What to produce - Extract the full listing verbatim and drop any pictures from your copy.

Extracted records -
+ + + +

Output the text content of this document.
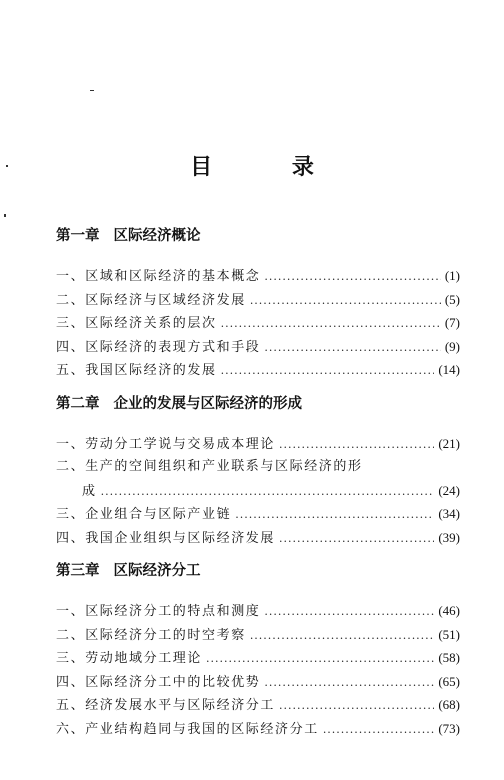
目 录
第一章 区际经济概论
一、区域和区际经济的基本概念 .....	(1)
二、区际经济与区域经济发展 .....	(5)
三、区际经济关系的层次 .....	(7)
四、区际经济的表现方式和手段 .....	(9)
五、我国区际经济的发展 .....	(14)
第二章 企业的发展与区际经济的形成
一、劳动分工学说与交易成本理论 .....	(21)
二、生产的空间组织和产业联系与区际经济的形
成 .....	(24)
三、企业组合与区际产业链 .....	(34)
四、我国企业组织与区际经济发展 .....	(39)
第三章 区际经济分工
一、区际经济分工的特点和测度 .....	(46)
二、区际经济分工的时空考察 .....	(51)
三、劳动地域分工理论 .....	(58)
四、区际经济分工中的比较优势 .....	(65)
五、经济发展水平与区际经济分工 .....	(68)
六、产业结构趋同与我国的区际经济分工 .....	(73)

+ + + +

Correct answer -
Output the text content of this document.
目 录
第一章 区际经济概论
一、区域和区际经济的基本概念 .....	(1)
二、区际经济与区域经济发展 .....	(5)
三、区际经济关系的层次 .....	(7)
四、区际经济的表现方式和手段 .....	(9)
五、我国区际经济的发展 .....	(14)
第二章 企业的发展与区际经济的形成
一、劳动分工学说与交易成本理论 .....	(21)
二、生产的空间组织和产业联系与区际经济的形
成 .....	(24)
三、企业组合与区际产业链 .....	(34)
四、我国企业组织与区际经济发展 .....	(39)
第三章 区际经济分工
一、区际经济分工的特点和测度 .....	(46)
二、区际经济分工的时空考察 .....	(51)
三、劳动地域分工理论 .....	(58)
四、区际经济分工中的比较优势 .....	(65)
五、经济发展水平与区际经济分工 .....	(68)
六、产业结构趋同与我国的区际经济分工 .....	(73)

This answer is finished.